Entries taken from a collection
(begin)
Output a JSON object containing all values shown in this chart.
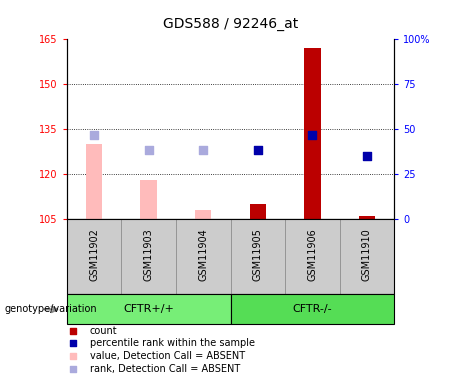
{
  "title": "GDS588 / 92246_at",
  "samples": [
    "GSM11902",
    "GSM11903",
    "GSM11904",
    "GSM11905",
    "GSM11906",
    "GSM11910"
  ],
  "group_split": 3,
  "group_label_left": "CFTR+/+",
  "group_label_right": "CFTR-/-",
  "bar_values": [
    130,
    118,
    108,
    110,
    162,
    106
  ],
  "bar_absent": [
    true,
    true,
    true,
    false,
    false,
    false
  ],
  "rank_values": [
    133,
    128,
    128,
    128,
    133,
    126
  ],
  "rank_absent": [
    true,
    true,
    true,
    false,
    false,
    false
  ],
  "bar_color_absent": "#ffbbbb",
  "bar_color_present": "#bb0000",
  "rank_color_absent": "#aaaadd",
  "rank_color_present": "#0000aa",
  "ylim_left": [
    105,
    165
  ],
  "ylim_right": [
    0,
    100
  ],
  "yticks_left": [
    105,
    120,
    135,
    150,
    165
  ],
  "yticks_right": [
    0,
    25,
    50,
    75,
    100
  ],
  "yticklabels_right": [
    "0",
    "25",
    "50",
    "75",
    "100%"
  ],
  "grid_lines": [
    120,
    135,
    150
  ],
  "bar_width": 0.3,
  "rank_marker_size": 40,
  "sample_box_color": "#cccccc",
  "group_box_color_left": "#77ee77",
  "group_box_color_right": "#55dd55",
  "legend_labels": [
    "count",
    "percentile rank within the sample",
    "value, Detection Call = ABSENT",
    "rank, Detection Call = ABSENT"
  ],
  "legend_colors": [
    "#bb0000",
    "#0000aa",
    "#ffbbbb",
    "#aaaadd"
  ],
  "title_fontsize": 10,
  "tick_fontsize": 7,
  "label_fontsize": 7,
  "legend_fontsize": 7
}
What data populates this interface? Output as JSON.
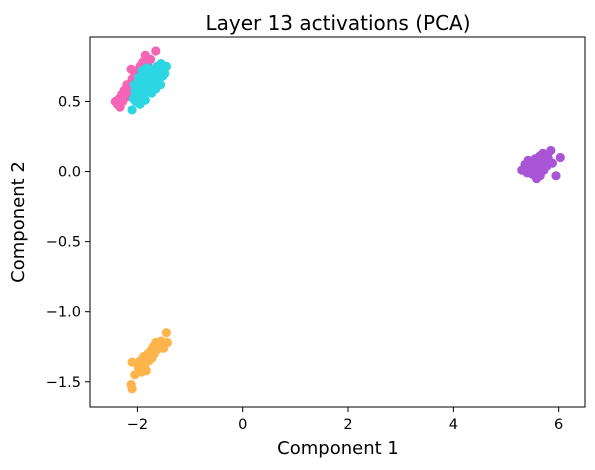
{
  "chart_data": {
    "type": "scatter",
    "title": "Layer 13 activations (PCA)",
    "xlabel": "Component 1",
    "ylabel": "Component 2",
    "xlim": [
      -2.9,
      6.5
    ],
    "ylim": [
      -1.68,
      0.96
    ],
    "xticks": [
      -2,
      0,
      2,
      4,
      6
    ],
    "yticks": [
      0.5,
      0.0,
      -0.5,
      -1.0,
      -1.5
    ],
    "xtick_labels": [
      "−2",
      "0",
      "2",
      "4",
      "6"
    ],
    "ytick_labels": [
      "0.5",
      "0.0",
      "−0.5",
      "−1.0",
      "−1.5"
    ],
    "grid": false,
    "legend": false,
    "series": [
      {
        "color": "#f564b5",
        "points": [
          [
            -2.42,
            0.5
          ],
          [
            -2.38,
            0.48
          ],
          [
            -2.35,
            0.52
          ],
          [
            -2.33,
            0.46
          ],
          [
            -2.3,
            0.55
          ],
          [
            -2.28,
            0.5
          ],
          [
            -2.25,
            0.58
          ],
          [
            -2.22,
            0.53
          ],
          [
            -2.2,
            0.62
          ],
          [
            -2.18,
            0.56
          ],
          [
            -2.15,
            0.6
          ],
          [
            -2.12,
            0.73
          ],
          [
            -2.1,
            0.66
          ],
          [
            -2.08,
            0.61
          ],
          [
            -2.05,
            0.69
          ],
          [
            -2.02,
            0.64
          ],
          [
            -2.0,
            0.72
          ],
          [
            -1.98,
            0.68
          ],
          [
            -1.95,
            0.75
          ],
          [
            -1.92,
            0.7
          ],
          [
            -1.9,
            0.78
          ],
          [
            -1.88,
            0.74
          ],
          [
            -1.85,
            0.83
          ],
          [
            -1.82,
            0.79
          ],
          [
            -1.8,
            0.76
          ],
          [
            -1.75,
            0.8
          ],
          [
            -1.7,
            0.72
          ],
          [
            -1.65,
            0.86
          ]
        ]
      },
      {
        "color": "#2dd6e3",
        "points": [
          [
            -2.1,
            0.44
          ],
          [
            -2.08,
            0.52
          ],
          [
            -2.05,
            0.57
          ],
          [
            -2.03,
            0.5
          ],
          [
            -2.0,
            0.6
          ],
          [
            -1.98,
            0.55
          ],
          [
            -1.96,
            0.63
          ],
          [
            -1.95,
            0.52
          ],
          [
            -1.93,
            0.58
          ],
          [
            -1.9,
            0.66
          ],
          [
            -1.88,
            0.54
          ],
          [
            -1.86,
            0.61
          ],
          [
            -1.85,
            0.69
          ],
          [
            -1.83,
            0.57
          ],
          [
            -1.8,
            0.64
          ],
          [
            -1.78,
            0.71
          ],
          [
            -1.76,
            0.6
          ],
          [
            -1.75,
            0.67
          ],
          [
            -1.73,
            0.56
          ],
          [
            -1.7,
            0.73
          ],
          [
            -1.68,
            0.63
          ],
          [
            -1.66,
            0.69
          ],
          [
            -1.65,
            0.59
          ],
          [
            -1.63,
            0.75
          ],
          [
            -1.6,
            0.66
          ],
          [
            -1.58,
            0.71
          ],
          [
            -1.56,
            0.62
          ],
          [
            -1.55,
            0.77
          ],
          [
            -1.52,
            0.68
          ],
          [
            -1.5,
            0.73
          ],
          [
            -1.48,
            0.7
          ],
          [
            -1.45,
            0.75
          ],
          [
            -2.06,
            0.62
          ],
          [
            -1.98,
            0.67
          ],
          [
            -1.91,
            0.72
          ],
          [
            -1.82,
            0.74
          ],
          [
            -1.72,
            0.65
          ],
          [
            -1.62,
            0.7
          ],
          [
            -1.95,
            0.48
          ],
          [
            -1.85,
            0.51
          ]
        ]
      },
      {
        "color": "#a856d6",
        "points": [
          [
            5.3,
            0.01
          ],
          [
            5.36,
            0.05
          ],
          [
            5.4,
            -0.01
          ],
          [
            5.42,
            0.08
          ],
          [
            5.45,
            0.03
          ],
          [
            5.48,
            0.06
          ],
          [
            5.5,
            -0.02
          ],
          [
            5.52,
            0.04
          ],
          [
            5.55,
            0.09
          ],
          [
            5.56,
            0.0
          ],
          [
            5.58,
            -0.05
          ],
          [
            5.6,
            0.07
          ],
          [
            5.62,
            0.02
          ],
          [
            5.64,
            0.11
          ],
          [
            5.65,
            -0.03
          ],
          [
            5.68,
            0.05
          ],
          [
            5.7,
            0.13
          ],
          [
            5.72,
            0.01
          ],
          [
            5.75,
            0.08
          ],
          [
            5.78,
            0.04
          ],
          [
            5.8,
            0.1
          ],
          [
            5.85,
            0.15
          ],
          [
            5.88,
            0.06
          ],
          [
            5.95,
            -0.03
          ],
          [
            6.03,
            0.1
          ]
        ]
      },
      {
        "color": "#fdb44b",
        "points": [
          [
            -2.12,
            -1.52
          ],
          [
            -2.1,
            -1.55
          ],
          [
            -2.1,
            -1.36
          ],
          [
            -2.05,
            -1.45
          ],
          [
            -1.98,
            -1.4
          ],
          [
            -1.95,
            -1.35
          ],
          [
            -1.92,
            -1.43
          ],
          [
            -1.9,
            -1.38
          ],
          [
            -1.88,
            -1.32
          ],
          [
            -1.85,
            -1.37
          ],
          [
            -1.83,
            -1.42
          ],
          [
            -1.8,
            -1.3
          ],
          [
            -1.78,
            -1.35
          ],
          [
            -1.75,
            -1.28
          ],
          [
            -1.72,
            -1.33
          ],
          [
            -1.7,
            -1.25
          ],
          [
            -1.68,
            -1.3
          ],
          [
            -1.65,
            -1.22
          ],
          [
            -1.62,
            -1.27
          ],
          [
            -1.6,
            -1.24
          ],
          [
            -1.55,
            -1.21
          ],
          [
            -1.5,
            -1.26
          ],
          [
            -1.45,
            -1.15
          ],
          [
            -1.43,
            -1.22
          ]
        ]
      }
    ]
  }
}
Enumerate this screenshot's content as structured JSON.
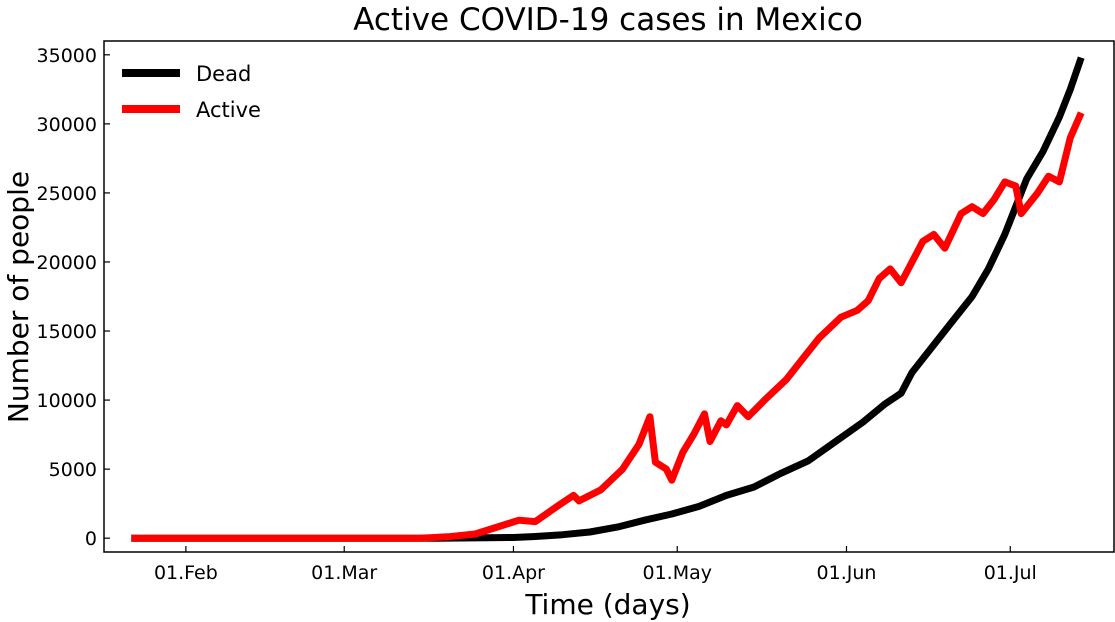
{
  "chart_data": {
    "type": "line",
    "title": "Active COVID-19 cases in Mexico",
    "xlabel": "Time (days)",
    "ylabel": "Number of people",
    "x_start": "2020-01-22",
    "x_end": "2020-07-14",
    "xlim": [
      "2020-01-17",
      "2020-07-20"
    ],
    "ylim": [
      -1000,
      36000
    ],
    "yticks": [
      0,
      5000,
      10000,
      15000,
      20000,
      25000,
      30000,
      35000
    ],
    "xticks": [
      {
        "date": "2020-02-01",
        "label": "01.Feb"
      },
      {
        "date": "2020-03-01",
        "label": "01.Mar"
      },
      {
        "date": "2020-04-01",
        "label": "01.Apr"
      },
      {
        "date": "2020-05-01",
        "label": "01.May"
      },
      {
        "date": "2020-06-01",
        "label": "01.Jun"
      },
      {
        "date": "2020-07-01",
        "label": "01.Jul"
      }
    ],
    "grid": false,
    "legend_position": "top-left",
    "series": [
      {
        "name": "Dead",
        "color": "#000000",
        "points": [
          [
            "2020-01-22",
            0
          ],
          [
            "2020-03-18",
            0
          ],
          [
            "2020-03-25",
            20
          ],
          [
            "2020-04-01",
            50
          ],
          [
            "2020-04-05",
            120
          ],
          [
            "2020-04-10",
            250
          ],
          [
            "2020-04-15",
            450
          ],
          [
            "2020-04-20",
            800
          ],
          [
            "2020-04-25",
            1300
          ],
          [
            "2020-04-30",
            1750
          ],
          [
            "2020-05-05",
            2300
          ],
          [
            "2020-05-10",
            3100
          ],
          [
            "2020-05-15",
            3700
          ],
          [
            "2020-05-20",
            4700
          ],
          [
            "2020-05-25",
            5600
          ],
          [
            "2020-05-30",
            7000
          ],
          [
            "2020-06-04",
            8400
          ],
          [
            "2020-06-08",
            9700
          ],
          [
            "2020-06-11",
            10500
          ],
          [
            "2020-06-13",
            12000
          ],
          [
            "2020-06-16",
            13500
          ],
          [
            "2020-06-20",
            15500
          ],
          [
            "2020-06-24",
            17500
          ],
          [
            "2020-06-27",
            19500
          ],
          [
            "2020-06-30",
            22000
          ],
          [
            "2020-07-02",
            24000
          ],
          [
            "2020-07-04",
            26000
          ],
          [
            "2020-07-07",
            28000
          ],
          [
            "2020-07-10",
            30500
          ],
          [
            "2020-07-12",
            32500
          ],
          [
            "2020-07-14",
            34800
          ]
        ]
      },
      {
        "name": "Active",
        "color": "#ff0000",
        "points": [
          [
            "2020-01-22",
            0
          ],
          [
            "2020-03-15",
            0
          ],
          [
            "2020-03-20",
            100
          ],
          [
            "2020-03-25",
            300
          ],
          [
            "2020-03-29",
            800
          ],
          [
            "2020-04-02",
            1300
          ],
          [
            "2020-04-05",
            1200
          ],
          [
            "2020-04-09",
            2300
          ],
          [
            "2020-04-12",
            3100
          ],
          [
            "2020-04-13",
            2700
          ],
          [
            "2020-04-17",
            3500
          ],
          [
            "2020-04-21",
            5000
          ],
          [
            "2020-04-24",
            6800
          ],
          [
            "2020-04-26",
            8800
          ],
          [
            "2020-04-27",
            5500
          ],
          [
            "2020-04-29",
            5000
          ],
          [
            "2020-04-30",
            4200
          ],
          [
            "2020-05-02",
            6200
          ],
          [
            "2020-05-04",
            7500
          ],
          [
            "2020-05-06",
            9000
          ],
          [
            "2020-05-07",
            7000
          ],
          [
            "2020-05-09",
            8500
          ],
          [
            "2020-05-10",
            8200
          ],
          [
            "2020-05-12",
            9600
          ],
          [
            "2020-05-14",
            8800
          ],
          [
            "2020-05-17",
            10000
          ],
          [
            "2020-05-21",
            11500
          ],
          [
            "2020-05-24",
            13000
          ],
          [
            "2020-05-27",
            14500
          ],
          [
            "2020-05-31",
            16000
          ],
          [
            "2020-06-03",
            16500
          ],
          [
            "2020-06-05",
            17200
          ],
          [
            "2020-06-07",
            18800
          ],
          [
            "2020-06-09",
            19500
          ],
          [
            "2020-06-11",
            18500
          ],
          [
            "2020-06-15",
            21500
          ],
          [
            "2020-06-17",
            22000
          ],
          [
            "2020-06-19",
            21000
          ],
          [
            "2020-06-22",
            23500
          ],
          [
            "2020-06-24",
            24000
          ],
          [
            "2020-06-26",
            23500
          ],
          [
            "2020-06-28",
            24500
          ],
          [
            "2020-06-30",
            25800
          ],
          [
            "2020-07-02",
            25500
          ],
          [
            "2020-07-03",
            23500
          ],
          [
            "2020-07-06",
            25000
          ],
          [
            "2020-07-08",
            26200
          ],
          [
            "2020-07-10",
            25800
          ],
          [
            "2020-07-12",
            29000
          ],
          [
            "2020-07-14",
            30800
          ]
        ]
      }
    ]
  }
}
(end)
# [Directions]
Reproduce every line from the entries that holds the word "Call".

# [Answer for this exercise]
    "value, Detection Call = ABSENT",
    "rank, Detection Call = ABSENT"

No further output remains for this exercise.